▶ Provided material:
┌──

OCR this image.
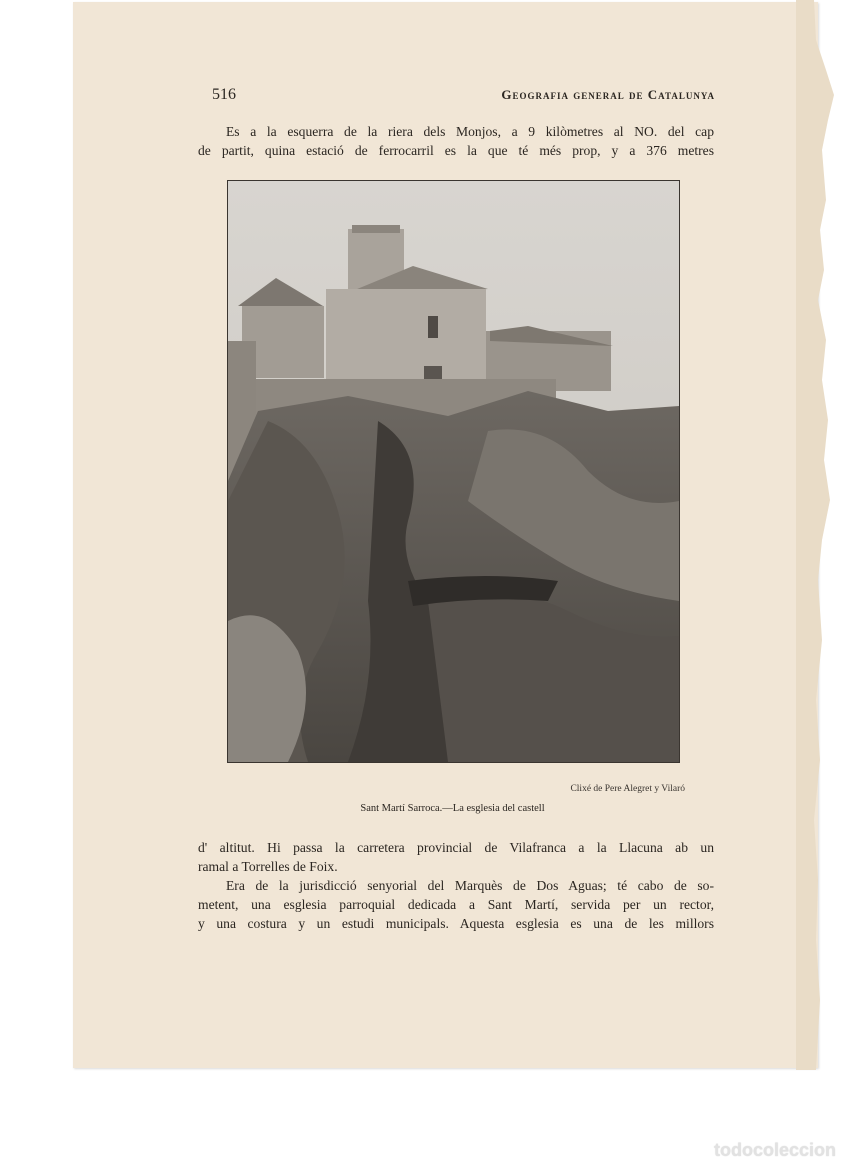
516	Geografia general de Catalunya

Es a la esquerra de la riera dels Monjos, a 9 kilòmetres al NO. del cap

de partit, quina estació de ferrocarril es la que té més prop, y a 376 metres

Clixé de Pere Alegret y Vilaró
Sant Martí Sarroca.—La esglesia del castell

d' altitut. Hi passa la carretera provincial de Vilafranca a la Llacuna ab un

ramal a Torrelles de Foix.

Era de la jurisdicció senyorial del Marquès de Dos Aguas; té cabo de so-

metent, una esglesia parroquial dedicada a Sant Martí, servida per un rector,

y una costura y un estudi municipals. Aquesta esglesia es una de les millors

todocoleccion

└──

▶ Task prompt:
Work through the records line by line and tally those with the word "esglesia". Report only the total.

▶ Answer to the exercise:
3